Search the data below for "环责改字"; list each line that holds it.

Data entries
--- BEGIN ---
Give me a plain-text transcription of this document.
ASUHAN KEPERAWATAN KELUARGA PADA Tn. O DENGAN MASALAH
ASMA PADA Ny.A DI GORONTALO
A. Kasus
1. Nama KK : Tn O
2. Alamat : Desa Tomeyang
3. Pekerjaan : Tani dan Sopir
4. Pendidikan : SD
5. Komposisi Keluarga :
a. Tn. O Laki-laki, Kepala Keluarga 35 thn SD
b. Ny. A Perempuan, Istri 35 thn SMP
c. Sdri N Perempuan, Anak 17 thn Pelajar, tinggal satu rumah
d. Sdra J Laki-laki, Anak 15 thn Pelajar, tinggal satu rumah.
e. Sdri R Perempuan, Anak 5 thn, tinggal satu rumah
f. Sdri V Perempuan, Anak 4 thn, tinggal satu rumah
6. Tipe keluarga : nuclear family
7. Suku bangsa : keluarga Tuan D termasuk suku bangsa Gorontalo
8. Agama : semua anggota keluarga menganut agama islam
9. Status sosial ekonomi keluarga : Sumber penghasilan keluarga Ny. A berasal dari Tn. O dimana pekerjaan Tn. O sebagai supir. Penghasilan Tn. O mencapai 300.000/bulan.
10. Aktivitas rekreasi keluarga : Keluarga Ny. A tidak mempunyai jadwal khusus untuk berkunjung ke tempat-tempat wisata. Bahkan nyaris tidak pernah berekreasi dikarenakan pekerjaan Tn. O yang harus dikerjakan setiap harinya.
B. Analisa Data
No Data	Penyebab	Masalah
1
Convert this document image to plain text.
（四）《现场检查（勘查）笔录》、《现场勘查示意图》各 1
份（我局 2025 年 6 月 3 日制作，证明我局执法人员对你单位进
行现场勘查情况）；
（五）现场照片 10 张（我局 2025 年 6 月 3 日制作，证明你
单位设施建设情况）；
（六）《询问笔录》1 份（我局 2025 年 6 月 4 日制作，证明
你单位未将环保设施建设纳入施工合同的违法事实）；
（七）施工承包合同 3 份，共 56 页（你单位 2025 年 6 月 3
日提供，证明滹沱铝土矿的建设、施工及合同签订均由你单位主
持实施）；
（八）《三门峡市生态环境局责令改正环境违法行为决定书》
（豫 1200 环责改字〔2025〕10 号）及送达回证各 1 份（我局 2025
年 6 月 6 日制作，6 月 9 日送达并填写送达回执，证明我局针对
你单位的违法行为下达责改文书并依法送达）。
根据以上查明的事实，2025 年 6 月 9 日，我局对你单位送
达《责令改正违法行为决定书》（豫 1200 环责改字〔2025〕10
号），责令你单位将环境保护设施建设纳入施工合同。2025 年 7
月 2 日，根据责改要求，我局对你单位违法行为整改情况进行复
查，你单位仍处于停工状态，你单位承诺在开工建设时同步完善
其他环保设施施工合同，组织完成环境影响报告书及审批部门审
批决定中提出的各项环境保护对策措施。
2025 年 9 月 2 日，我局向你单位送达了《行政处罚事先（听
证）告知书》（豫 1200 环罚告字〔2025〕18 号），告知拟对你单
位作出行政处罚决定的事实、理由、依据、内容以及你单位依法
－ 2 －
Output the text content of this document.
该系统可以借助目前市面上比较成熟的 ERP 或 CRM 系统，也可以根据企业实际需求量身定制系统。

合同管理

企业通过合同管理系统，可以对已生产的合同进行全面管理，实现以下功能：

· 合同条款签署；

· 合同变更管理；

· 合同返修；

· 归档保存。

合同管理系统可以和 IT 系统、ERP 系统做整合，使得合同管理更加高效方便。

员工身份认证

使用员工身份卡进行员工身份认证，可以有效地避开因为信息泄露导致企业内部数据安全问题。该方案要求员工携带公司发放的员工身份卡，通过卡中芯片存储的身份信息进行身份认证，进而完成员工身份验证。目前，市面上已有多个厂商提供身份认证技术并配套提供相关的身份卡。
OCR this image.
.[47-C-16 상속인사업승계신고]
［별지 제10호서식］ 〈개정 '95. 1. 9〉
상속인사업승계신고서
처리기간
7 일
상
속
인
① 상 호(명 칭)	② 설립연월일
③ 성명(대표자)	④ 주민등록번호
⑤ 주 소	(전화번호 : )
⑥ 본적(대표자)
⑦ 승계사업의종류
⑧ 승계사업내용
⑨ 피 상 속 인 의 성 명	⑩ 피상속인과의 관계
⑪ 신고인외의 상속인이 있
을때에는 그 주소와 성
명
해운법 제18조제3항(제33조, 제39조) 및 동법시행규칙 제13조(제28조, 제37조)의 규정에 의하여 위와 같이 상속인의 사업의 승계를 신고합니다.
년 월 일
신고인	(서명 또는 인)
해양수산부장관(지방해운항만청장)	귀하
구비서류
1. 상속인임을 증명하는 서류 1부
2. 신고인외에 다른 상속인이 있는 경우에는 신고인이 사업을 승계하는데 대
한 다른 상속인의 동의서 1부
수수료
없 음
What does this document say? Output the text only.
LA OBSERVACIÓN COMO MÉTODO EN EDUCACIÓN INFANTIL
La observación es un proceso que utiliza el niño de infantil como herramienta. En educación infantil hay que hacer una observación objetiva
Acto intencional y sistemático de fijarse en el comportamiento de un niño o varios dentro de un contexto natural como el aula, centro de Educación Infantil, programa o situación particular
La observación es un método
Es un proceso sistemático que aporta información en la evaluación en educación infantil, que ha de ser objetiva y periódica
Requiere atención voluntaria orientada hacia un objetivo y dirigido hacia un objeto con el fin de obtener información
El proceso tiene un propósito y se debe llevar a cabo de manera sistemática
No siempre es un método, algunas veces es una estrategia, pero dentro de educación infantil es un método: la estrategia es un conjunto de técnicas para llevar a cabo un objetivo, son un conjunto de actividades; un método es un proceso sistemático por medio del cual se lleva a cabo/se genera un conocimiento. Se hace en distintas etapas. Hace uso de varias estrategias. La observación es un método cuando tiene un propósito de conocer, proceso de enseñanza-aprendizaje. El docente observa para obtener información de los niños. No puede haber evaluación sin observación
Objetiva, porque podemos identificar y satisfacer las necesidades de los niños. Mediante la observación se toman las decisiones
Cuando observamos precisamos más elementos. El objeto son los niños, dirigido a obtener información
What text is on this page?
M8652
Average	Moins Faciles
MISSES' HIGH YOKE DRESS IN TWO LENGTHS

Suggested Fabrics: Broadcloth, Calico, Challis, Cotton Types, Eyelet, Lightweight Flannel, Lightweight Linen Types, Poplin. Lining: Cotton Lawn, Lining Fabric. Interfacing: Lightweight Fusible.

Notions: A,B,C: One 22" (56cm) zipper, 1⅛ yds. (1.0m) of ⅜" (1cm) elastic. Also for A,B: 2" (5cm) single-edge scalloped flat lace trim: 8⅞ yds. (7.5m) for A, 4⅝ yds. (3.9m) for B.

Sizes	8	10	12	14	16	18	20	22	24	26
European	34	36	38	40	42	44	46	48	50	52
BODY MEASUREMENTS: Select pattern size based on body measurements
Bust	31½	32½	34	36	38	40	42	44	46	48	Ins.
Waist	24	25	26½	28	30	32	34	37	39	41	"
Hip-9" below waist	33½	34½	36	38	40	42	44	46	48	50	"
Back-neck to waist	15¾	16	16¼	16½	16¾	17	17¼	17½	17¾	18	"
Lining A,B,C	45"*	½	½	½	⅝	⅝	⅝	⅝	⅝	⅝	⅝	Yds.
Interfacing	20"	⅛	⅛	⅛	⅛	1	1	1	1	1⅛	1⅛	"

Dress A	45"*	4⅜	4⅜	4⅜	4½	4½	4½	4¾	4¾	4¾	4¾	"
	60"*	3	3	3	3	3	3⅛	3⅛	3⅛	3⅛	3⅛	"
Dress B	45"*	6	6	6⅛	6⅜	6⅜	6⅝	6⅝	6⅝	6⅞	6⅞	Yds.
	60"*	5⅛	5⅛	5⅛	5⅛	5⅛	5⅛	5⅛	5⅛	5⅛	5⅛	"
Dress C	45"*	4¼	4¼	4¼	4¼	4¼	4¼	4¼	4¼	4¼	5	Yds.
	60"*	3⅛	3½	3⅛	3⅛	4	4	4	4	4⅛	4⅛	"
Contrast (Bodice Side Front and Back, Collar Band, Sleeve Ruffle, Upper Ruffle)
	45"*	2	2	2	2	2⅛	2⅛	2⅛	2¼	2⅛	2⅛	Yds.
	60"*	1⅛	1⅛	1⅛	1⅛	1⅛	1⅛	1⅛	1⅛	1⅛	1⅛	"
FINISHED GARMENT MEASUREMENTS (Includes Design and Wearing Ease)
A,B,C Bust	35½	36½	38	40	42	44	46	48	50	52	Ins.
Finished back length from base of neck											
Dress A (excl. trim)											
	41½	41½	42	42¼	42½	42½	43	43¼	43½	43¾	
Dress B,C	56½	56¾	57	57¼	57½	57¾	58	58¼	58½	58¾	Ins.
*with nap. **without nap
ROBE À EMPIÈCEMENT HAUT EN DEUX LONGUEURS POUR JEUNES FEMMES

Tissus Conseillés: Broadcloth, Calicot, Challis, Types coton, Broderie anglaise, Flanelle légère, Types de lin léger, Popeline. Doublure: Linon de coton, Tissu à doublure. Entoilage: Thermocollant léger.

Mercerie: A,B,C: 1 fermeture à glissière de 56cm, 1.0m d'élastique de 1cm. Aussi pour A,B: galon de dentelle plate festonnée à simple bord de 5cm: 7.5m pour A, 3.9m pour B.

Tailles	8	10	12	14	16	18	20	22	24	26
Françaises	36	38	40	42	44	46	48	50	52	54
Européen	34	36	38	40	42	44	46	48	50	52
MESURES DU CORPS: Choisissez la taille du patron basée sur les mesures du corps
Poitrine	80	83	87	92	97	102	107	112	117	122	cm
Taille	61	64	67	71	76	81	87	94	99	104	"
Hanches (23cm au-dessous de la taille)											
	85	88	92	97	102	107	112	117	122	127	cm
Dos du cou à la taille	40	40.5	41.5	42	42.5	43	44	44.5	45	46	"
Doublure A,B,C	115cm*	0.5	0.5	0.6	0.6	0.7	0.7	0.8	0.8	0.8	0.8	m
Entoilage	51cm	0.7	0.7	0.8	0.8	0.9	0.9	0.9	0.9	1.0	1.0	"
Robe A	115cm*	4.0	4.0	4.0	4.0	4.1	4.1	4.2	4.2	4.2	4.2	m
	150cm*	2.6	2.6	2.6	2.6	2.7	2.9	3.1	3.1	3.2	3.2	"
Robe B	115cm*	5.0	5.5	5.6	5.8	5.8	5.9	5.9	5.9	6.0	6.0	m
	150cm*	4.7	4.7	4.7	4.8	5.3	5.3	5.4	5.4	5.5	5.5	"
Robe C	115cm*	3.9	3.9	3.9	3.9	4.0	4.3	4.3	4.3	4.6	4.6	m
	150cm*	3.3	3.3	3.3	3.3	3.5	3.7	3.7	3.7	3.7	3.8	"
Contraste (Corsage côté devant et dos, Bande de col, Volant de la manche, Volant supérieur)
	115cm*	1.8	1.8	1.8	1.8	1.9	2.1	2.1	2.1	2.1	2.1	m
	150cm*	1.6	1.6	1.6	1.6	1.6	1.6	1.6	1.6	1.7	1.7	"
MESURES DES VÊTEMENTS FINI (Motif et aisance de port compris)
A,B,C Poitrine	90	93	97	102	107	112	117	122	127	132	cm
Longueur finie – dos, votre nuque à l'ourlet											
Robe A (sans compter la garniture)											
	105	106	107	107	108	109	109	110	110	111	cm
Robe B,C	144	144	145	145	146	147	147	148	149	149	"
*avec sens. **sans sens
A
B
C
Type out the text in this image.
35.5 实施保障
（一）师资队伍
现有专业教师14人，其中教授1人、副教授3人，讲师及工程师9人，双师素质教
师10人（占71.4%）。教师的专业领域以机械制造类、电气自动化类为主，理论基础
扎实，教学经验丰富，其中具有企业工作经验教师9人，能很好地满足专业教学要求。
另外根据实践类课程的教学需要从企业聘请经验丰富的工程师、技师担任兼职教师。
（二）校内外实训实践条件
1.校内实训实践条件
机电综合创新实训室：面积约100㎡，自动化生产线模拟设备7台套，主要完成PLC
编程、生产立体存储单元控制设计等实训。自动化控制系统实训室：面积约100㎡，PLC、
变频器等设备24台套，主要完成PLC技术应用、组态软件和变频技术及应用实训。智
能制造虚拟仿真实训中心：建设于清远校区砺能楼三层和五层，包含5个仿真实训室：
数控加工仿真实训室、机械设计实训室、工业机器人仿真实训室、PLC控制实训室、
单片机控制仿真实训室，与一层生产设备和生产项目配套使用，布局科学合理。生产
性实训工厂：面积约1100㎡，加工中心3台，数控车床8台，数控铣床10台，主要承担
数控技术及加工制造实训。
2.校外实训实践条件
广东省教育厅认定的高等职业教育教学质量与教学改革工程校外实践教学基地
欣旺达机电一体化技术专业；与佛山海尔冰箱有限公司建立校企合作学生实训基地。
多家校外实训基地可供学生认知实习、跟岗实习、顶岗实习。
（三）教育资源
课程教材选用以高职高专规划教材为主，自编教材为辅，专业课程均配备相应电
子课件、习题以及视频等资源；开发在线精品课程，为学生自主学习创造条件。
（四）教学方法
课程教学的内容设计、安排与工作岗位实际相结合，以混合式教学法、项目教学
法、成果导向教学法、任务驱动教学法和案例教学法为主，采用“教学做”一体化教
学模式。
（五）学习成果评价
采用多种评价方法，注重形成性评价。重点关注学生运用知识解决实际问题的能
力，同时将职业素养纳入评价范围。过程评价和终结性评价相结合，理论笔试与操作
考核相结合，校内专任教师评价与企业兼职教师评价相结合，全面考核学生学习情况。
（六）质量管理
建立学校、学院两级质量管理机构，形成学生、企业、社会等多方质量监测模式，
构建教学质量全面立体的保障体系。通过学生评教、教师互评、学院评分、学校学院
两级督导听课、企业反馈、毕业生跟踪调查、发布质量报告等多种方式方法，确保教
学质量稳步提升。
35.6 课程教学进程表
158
--- END ---
_RIGHT ANSWER_.
（豫 1200 环责改字〔2025〕10 号）及送达回证各 1 份（我局 2025
达《责令改正违法行为决定书》（豫 1200 环责改字〔2025〕10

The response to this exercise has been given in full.